— DATASET RECORDS —

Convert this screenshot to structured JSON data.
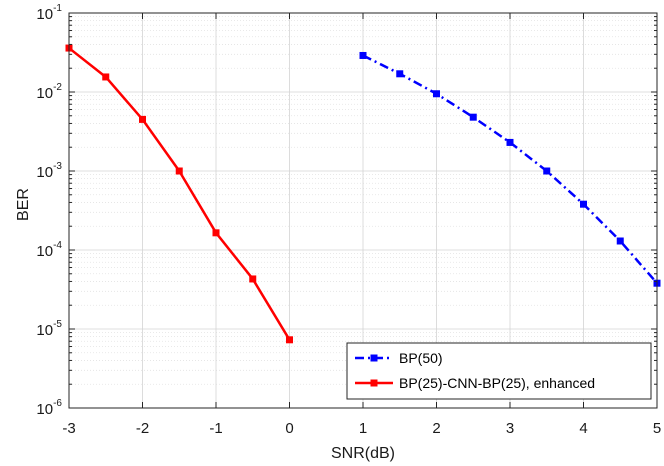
{
  "chart_data": {
    "type": "line",
    "title": "",
    "xlabel": "SNR(dB)",
    "ylabel": "BER",
    "xlim": [
      -3,
      5
    ],
    "ylim": [
      1e-06,
      0.1
    ],
    "yscale": "log",
    "grid": true,
    "minor_grid": true,
    "legend_position": "bottom-right",
    "x_ticks": [
      -3,
      -2,
      -1,
      0,
      1,
      2,
      3,
      4,
      5
    ],
    "y_ticks": [
      {
        "value": 1e-06,
        "base": "10",
        "exp": "-6"
      },
      {
        "value": 1e-05,
        "base": "10",
        "exp": "-5"
      },
      {
        "value": 0.0001,
        "base": "10",
        "exp": "-4"
      },
      {
        "value": 0.001,
        "base": "10",
        "exp": "-3"
      },
      {
        "value": 0.01,
        "base": "10",
        "exp": "-2"
      },
      {
        "value": 0.1,
        "base": "10",
        "exp": "-1"
      }
    ],
    "series": [
      {
        "name": "BP(50)",
        "color": "#0000ff",
        "line_style": "dash-dot",
        "marker": "square",
        "x": [
          1,
          1.5,
          2,
          2.5,
          3,
          3.5,
          4,
          4.5,
          5
        ],
        "y": [
          0.029,
          0.017,
          0.0095,
          0.0048,
          0.0023,
          0.001,
          0.00038,
          0.00013,
          3.8e-05
        ]
      },
      {
        "name": "BP(25)-CNN-BP(25), enhanced",
        "color": "#ff0000",
        "line_style": "solid",
        "marker": "square",
        "x": [
          -3,
          -2.5,
          -2,
          -1.5,
          -1,
          -0.5,
          0
        ],
        "y": [
          0.036,
          0.0155,
          0.0045,
          0.001,
          0.000165,
          4.3e-05,
          7.3e-06
        ]
      }
    ]
  }
}
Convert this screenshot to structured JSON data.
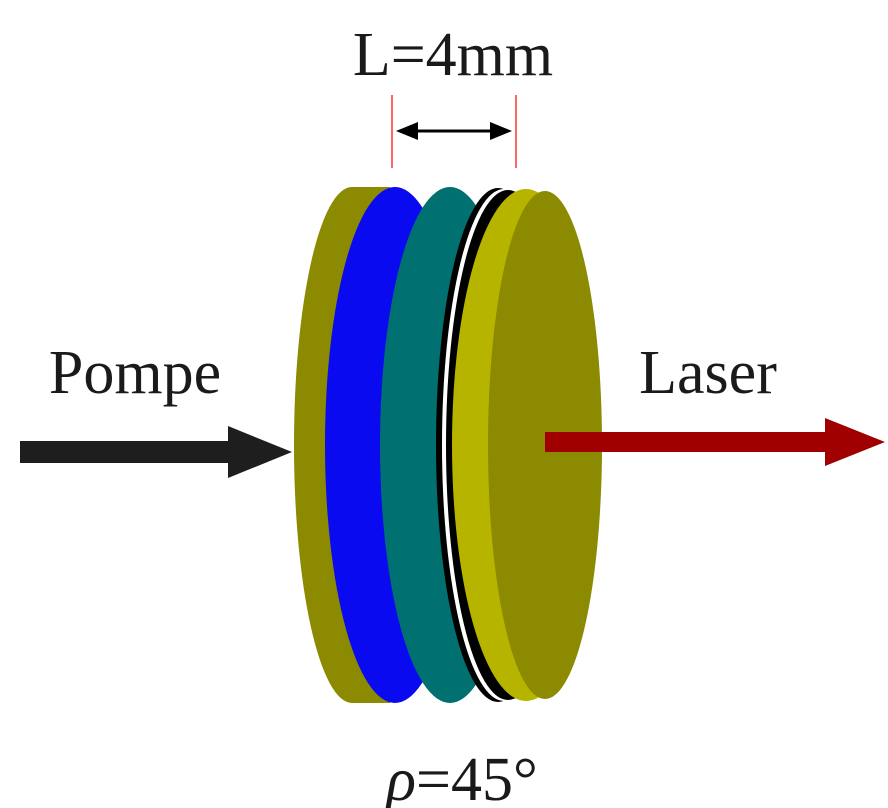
{
  "labels": {
    "length": "L=4mm",
    "pump": "Pompe",
    "laser": "Laser",
    "rho_symbol": "ρ",
    "rho_value": "=45°"
  },
  "colors": {
    "outer_disk": "#8c8a00",
    "outer_disk_edge": "#b7b400",
    "blue_layer": "#0a0af0",
    "teal_layer": "#007070",
    "coating": "#000000",
    "pump_arrow": "#1e1e1e",
    "laser_arrow": "#a00000",
    "dimension_lines": "#ff3333",
    "dimension_arrow": "#000000"
  },
  "icons": {
    "pump_arrow": "arrow-right-icon",
    "laser_arrow": "arrow-right-icon",
    "dimension": "double-arrow-icon"
  }
}
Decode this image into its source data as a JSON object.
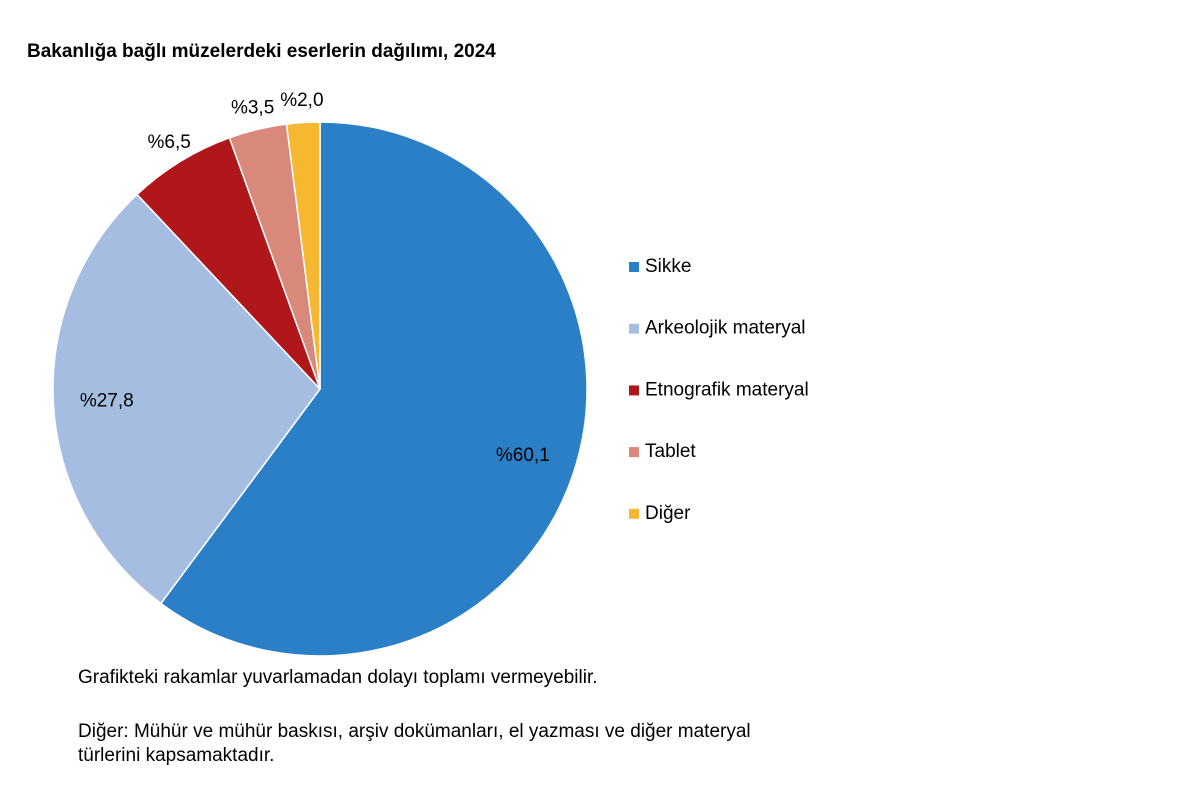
{
  "chart_data": {
    "type": "pie",
    "title": "Bakanlığa bağlı müzelerdeki eserlerin dağılımı, 2024",
    "categories": [
      "Sikke",
      "Arkeolojik materyal",
      "Etnografik materyal",
      "Tablet",
      "Diğer"
    ],
    "values": [
      60.1,
      27.8,
      6.5,
      3.5,
      2.0
    ],
    "value_labels": [
      "%60,1",
      "%27,8",
      "%6,5",
      "%3,5",
      "%2,0"
    ],
    "colors": [
      "#2a7fc6",
      "#a4bde0",
      "#b0171b",
      "#d8897a",
      "#f5b830"
    ],
    "legend": "right",
    "notes": [
      "Grafikteki rakamlar yuvarlamadan dolayı toplamı vermeyebilir.",
      "Diğer: Mühür ve mühür baskısı, arşiv dokümanları, el yazması ve diğer materyal türlerini kapsamaktadır."
    ]
  }
}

— PROBLEM STATEMENT —
Every entry must be written out exactly, with all pictures left out.

— FINAL ANSWER —
Convert this screenshot to structured JSON data.
{
  "chart_data": {
    "type": "line",
    "title": "",
    "xlabel": "SNR(dB)",
    "ylabel": "BER",
    "xlim": [
      -3,
      5
    ],
    "ylim": [
      1e-06,
      0.1
    ],
    "yscale": "log",
    "grid": true,
    "minor_grid": true,
    "legend_position": "bottom-right",
    "x_ticks": [
      -3,
      -2,
      -1,
      0,
      1,
      2,
      3,
      4,
      5
    ],
    "y_ticks": [
      {
        "value": 1e-06,
        "base": "10",
        "exp": "-6"
      },
      {
        "value": 1e-05,
        "base": "10",
        "exp": "-5"
      },
      {
        "value": 0.0001,
        "base": "10",
        "exp": "-4"
      },
      {
        "value": 0.001,
        "base": "10",
        "exp": "-3"
      },
      {
        "value": 0.01,
        "base": "10",
        "exp": "-2"
      },
      {
        "value": 0.1,
        "base": "10",
        "exp": "-1"
      }
    ],
    "series": [
      {
        "name": "BP(50)",
        "color": "#0000ff",
        "line_style": "dash-dot",
        "marker": "square",
        "x": [
          1,
          1.5,
          2,
          2.5,
          3,
          3.5,
          4,
          4.5,
          5
        ],
        "y": [
          0.029,
          0.017,
          0.0095,
          0.0048,
          0.0023,
          0.001,
          0.00038,
          0.00013,
          3.8e-05
        ]
      },
      {
        "name": "BP(25)-CNN-BP(25), enhanced",
        "color": "#ff0000",
        "line_style": "solid",
        "marker": "square",
        "x": [
          -3,
          -2.5,
          -2,
          -1.5,
          -1,
          -0.5,
          0
        ],
        "y": [
          0.036,
          0.0155,
          0.0045,
          0.001,
          0.000165,
          4.3e-05,
          7.3e-06
        ]
      }
    ]
  }
}
Convert this screenshot to structured JSON data.
{
  "labels": {
    "length": "L=4mm",
    "pump": "Pompe",
    "laser": "Laser",
    "rho_symbol": "ρ",
    "rho_value": "=45°"
  },
  "colors": {
    "outer_disk": "#8c8a00",
    "outer_disk_edge": "#b7b400",
    "blue_layer": "#0a0af0",
    "teal_layer": "#007070",
    "coating": "#000000",
    "pump_arrow": "#1e1e1e",
    "laser_arrow": "#a00000",
    "dimension_lines": "#ff3333",
    "dimension_arrow": "#000000"
  },
  "icons": {
    "pump_arrow": "arrow-right-icon",
    "laser_arrow": "arrow-right-icon",
    "dimension": "double-arrow-icon"
  }
}
Decode this image into its source data as a JSON object.
{
  "chart_data": {
    "type": "pie",
    "title": "Bakanlığa bağlı müzelerdeki eserlerin dağılımı, 2024",
    "categories": [
      "Sikke",
      "Arkeolojik materyal",
      "Etnografik materyal",
      "Tablet",
      "Diğer"
    ],
    "values": [
      60.1,
      27.8,
      6.5,
      3.5,
      2.0
    ],
    "value_labels": [
      "%60,1",
      "%27,8",
      "%6,5",
      "%3,5",
      "%2,0"
    ],
    "colors": [
      "#2a7fc6",
      "#a4bde0",
      "#b0171b",
      "#d8897a",
      "#f5b830"
    ],
    "legend": "right",
    "notes": [
      "Grafikteki rakamlar yuvarlamadan dolayı toplamı vermeyebilir.",
      "Diğer: Mühür ve mühür baskısı, arşiv dokümanları, el yazması ve diğer materyal türlerini kapsamaktadır."
    ]
  }
}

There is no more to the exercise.